• Dataset excerpts:
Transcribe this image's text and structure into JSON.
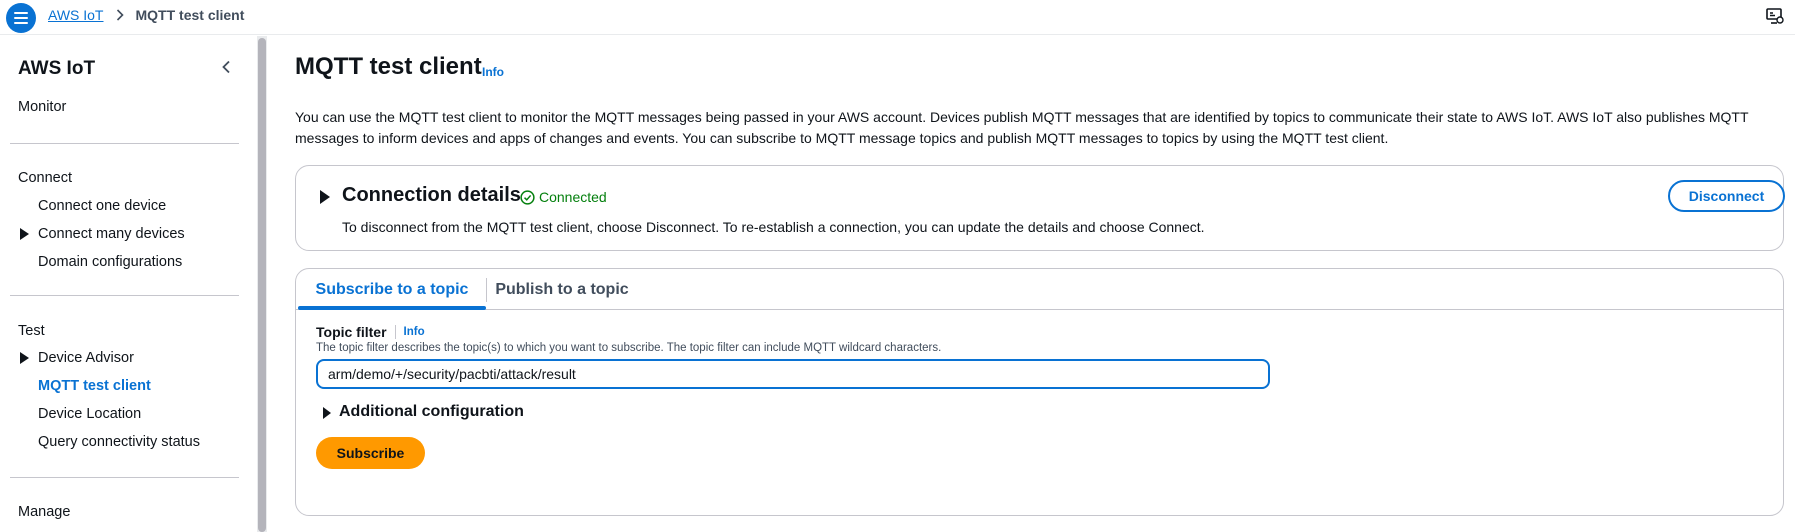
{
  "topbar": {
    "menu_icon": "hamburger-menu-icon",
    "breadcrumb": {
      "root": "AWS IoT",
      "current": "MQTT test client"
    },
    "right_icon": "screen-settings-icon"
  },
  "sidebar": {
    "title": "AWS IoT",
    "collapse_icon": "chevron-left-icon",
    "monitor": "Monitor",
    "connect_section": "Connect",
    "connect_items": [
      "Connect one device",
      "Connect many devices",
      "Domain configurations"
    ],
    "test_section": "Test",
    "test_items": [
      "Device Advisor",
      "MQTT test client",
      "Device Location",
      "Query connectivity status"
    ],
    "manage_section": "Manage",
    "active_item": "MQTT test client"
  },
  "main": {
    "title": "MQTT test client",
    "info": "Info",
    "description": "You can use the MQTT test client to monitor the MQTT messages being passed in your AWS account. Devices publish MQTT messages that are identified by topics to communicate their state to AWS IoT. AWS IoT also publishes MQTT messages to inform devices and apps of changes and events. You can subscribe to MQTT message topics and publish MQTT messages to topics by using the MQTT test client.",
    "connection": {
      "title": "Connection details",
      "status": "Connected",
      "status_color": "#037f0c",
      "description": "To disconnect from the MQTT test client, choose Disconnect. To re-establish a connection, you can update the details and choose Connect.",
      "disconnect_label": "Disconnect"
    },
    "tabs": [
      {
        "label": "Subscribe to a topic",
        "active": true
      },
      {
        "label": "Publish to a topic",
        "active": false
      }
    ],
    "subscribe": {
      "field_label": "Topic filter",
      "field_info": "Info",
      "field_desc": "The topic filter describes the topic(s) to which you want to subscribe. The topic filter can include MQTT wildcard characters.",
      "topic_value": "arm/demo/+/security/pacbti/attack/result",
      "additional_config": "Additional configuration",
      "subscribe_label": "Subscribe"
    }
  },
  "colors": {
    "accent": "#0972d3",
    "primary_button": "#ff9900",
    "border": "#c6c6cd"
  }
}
==
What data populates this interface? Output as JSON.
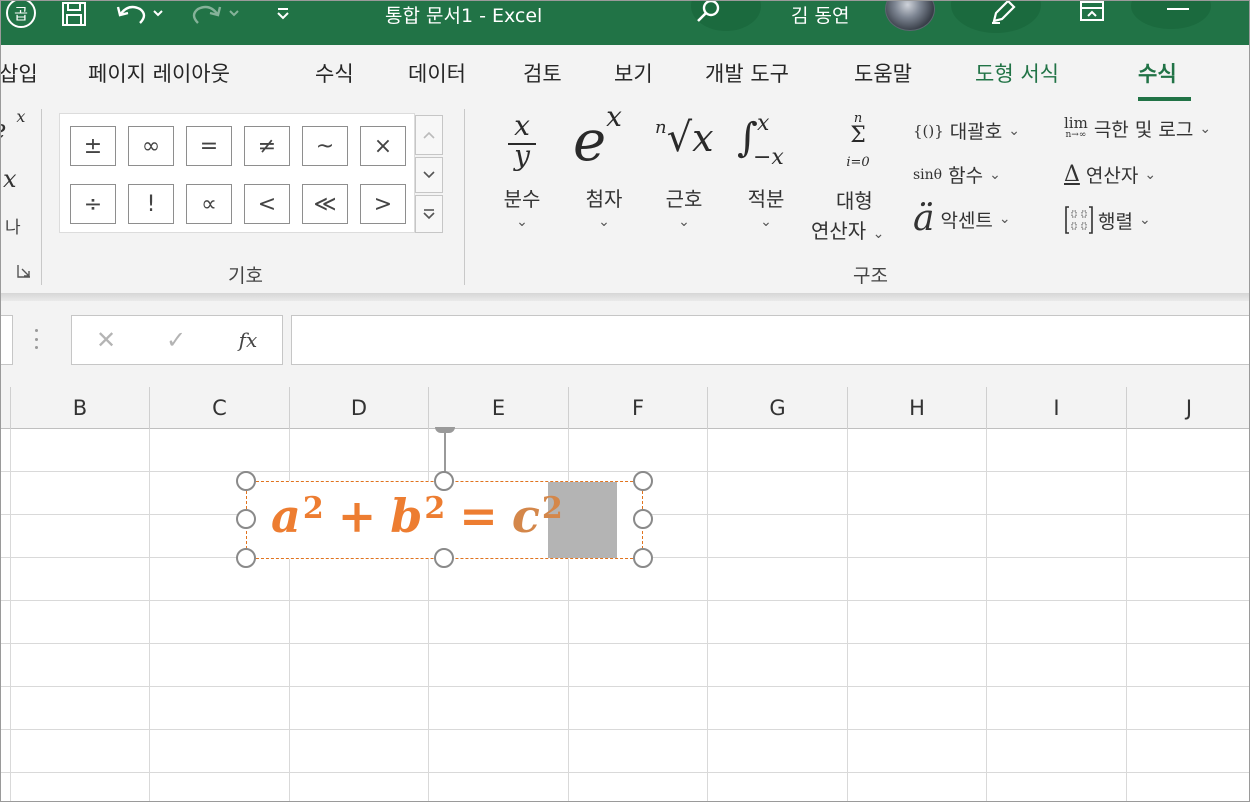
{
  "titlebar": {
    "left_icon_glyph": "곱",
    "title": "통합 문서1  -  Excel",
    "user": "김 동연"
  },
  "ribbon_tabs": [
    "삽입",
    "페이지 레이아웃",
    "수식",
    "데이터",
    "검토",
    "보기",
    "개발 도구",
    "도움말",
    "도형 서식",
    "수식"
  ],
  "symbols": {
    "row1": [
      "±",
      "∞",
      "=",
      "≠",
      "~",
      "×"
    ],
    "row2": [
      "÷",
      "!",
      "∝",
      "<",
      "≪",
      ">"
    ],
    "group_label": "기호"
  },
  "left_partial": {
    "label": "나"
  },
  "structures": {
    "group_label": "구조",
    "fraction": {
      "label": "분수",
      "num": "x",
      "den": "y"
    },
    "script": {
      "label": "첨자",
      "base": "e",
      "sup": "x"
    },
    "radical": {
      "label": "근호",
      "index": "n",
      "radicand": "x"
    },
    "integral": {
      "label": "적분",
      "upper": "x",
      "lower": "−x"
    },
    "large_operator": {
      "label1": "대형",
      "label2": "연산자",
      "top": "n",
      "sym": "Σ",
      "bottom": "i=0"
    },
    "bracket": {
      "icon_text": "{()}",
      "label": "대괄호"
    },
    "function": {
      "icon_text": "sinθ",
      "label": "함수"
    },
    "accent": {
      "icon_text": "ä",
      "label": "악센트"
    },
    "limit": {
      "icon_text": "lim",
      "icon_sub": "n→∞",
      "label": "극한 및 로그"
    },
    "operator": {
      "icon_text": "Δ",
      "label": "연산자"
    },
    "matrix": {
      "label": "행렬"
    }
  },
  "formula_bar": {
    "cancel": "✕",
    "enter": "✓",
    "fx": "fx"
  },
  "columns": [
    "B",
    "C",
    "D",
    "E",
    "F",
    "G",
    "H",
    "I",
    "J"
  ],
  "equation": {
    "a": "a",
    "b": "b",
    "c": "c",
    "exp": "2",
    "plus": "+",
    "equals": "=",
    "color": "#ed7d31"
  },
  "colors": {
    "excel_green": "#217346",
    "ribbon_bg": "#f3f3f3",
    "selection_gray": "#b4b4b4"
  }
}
---
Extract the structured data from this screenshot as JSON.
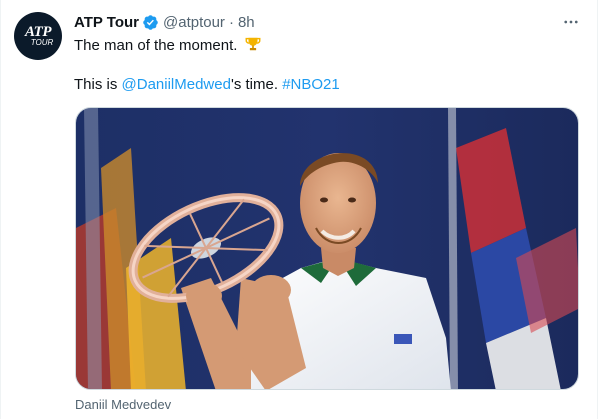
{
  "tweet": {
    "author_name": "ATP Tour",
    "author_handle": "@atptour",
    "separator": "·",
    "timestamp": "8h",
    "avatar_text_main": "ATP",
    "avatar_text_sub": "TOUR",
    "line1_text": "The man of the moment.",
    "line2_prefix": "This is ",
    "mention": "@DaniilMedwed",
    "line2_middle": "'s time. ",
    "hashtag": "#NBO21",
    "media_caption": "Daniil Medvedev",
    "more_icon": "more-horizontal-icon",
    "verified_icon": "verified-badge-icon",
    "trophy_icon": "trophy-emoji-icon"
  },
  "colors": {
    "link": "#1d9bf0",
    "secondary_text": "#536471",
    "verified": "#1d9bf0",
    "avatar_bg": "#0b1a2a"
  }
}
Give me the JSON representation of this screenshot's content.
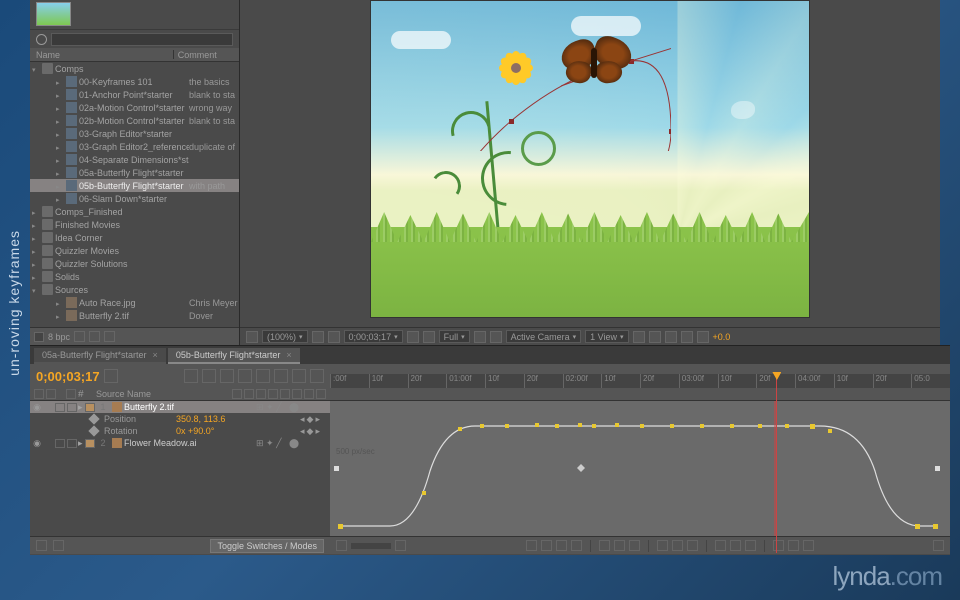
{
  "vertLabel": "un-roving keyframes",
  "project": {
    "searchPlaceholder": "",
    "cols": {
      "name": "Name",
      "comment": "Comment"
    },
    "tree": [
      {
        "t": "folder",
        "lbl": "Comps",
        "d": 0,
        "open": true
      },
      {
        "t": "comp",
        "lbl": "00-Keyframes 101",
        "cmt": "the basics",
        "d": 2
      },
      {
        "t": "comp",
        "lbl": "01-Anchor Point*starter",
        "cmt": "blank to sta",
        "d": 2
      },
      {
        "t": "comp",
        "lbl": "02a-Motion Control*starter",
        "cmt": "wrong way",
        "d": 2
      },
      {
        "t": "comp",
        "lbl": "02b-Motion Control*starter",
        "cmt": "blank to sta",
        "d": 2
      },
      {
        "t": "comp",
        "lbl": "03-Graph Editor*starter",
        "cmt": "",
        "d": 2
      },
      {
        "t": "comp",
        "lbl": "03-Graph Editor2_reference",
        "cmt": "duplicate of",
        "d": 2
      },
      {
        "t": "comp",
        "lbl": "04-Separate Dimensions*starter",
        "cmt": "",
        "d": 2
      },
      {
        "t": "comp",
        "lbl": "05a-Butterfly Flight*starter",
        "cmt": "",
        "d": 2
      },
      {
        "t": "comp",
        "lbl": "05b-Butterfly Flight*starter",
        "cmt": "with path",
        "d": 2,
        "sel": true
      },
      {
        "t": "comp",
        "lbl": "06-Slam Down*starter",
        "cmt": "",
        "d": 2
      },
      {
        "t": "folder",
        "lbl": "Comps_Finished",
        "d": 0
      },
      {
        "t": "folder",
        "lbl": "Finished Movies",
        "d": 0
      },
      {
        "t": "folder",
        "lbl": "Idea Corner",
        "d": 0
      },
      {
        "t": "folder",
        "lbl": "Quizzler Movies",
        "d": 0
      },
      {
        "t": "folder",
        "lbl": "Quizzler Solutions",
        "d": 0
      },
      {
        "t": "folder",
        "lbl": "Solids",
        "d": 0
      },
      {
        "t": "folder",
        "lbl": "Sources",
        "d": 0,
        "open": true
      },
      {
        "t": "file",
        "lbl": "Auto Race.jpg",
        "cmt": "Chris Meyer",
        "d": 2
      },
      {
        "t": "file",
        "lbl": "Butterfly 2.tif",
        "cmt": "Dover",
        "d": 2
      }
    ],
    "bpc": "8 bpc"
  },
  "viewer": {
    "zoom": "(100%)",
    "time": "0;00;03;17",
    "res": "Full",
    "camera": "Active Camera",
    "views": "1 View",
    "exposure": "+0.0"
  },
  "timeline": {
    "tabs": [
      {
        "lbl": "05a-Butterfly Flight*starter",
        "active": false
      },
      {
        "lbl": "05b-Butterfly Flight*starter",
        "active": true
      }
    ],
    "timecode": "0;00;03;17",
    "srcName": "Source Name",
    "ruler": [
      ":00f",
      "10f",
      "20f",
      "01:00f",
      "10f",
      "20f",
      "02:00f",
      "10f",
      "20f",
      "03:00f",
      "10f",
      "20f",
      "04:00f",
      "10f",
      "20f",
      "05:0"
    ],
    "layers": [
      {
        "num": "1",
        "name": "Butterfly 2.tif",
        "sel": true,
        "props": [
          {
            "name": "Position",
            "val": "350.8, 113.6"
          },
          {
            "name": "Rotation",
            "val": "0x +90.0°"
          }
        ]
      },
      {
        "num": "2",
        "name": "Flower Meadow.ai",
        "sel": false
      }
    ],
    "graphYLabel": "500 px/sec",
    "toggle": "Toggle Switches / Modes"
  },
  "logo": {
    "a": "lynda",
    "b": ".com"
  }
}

• Written task:
Pull out all lines containing "Movies".

• Result of this task:
        "lbl": "Finished Movies",
        "lbl": "Quizzler Movies",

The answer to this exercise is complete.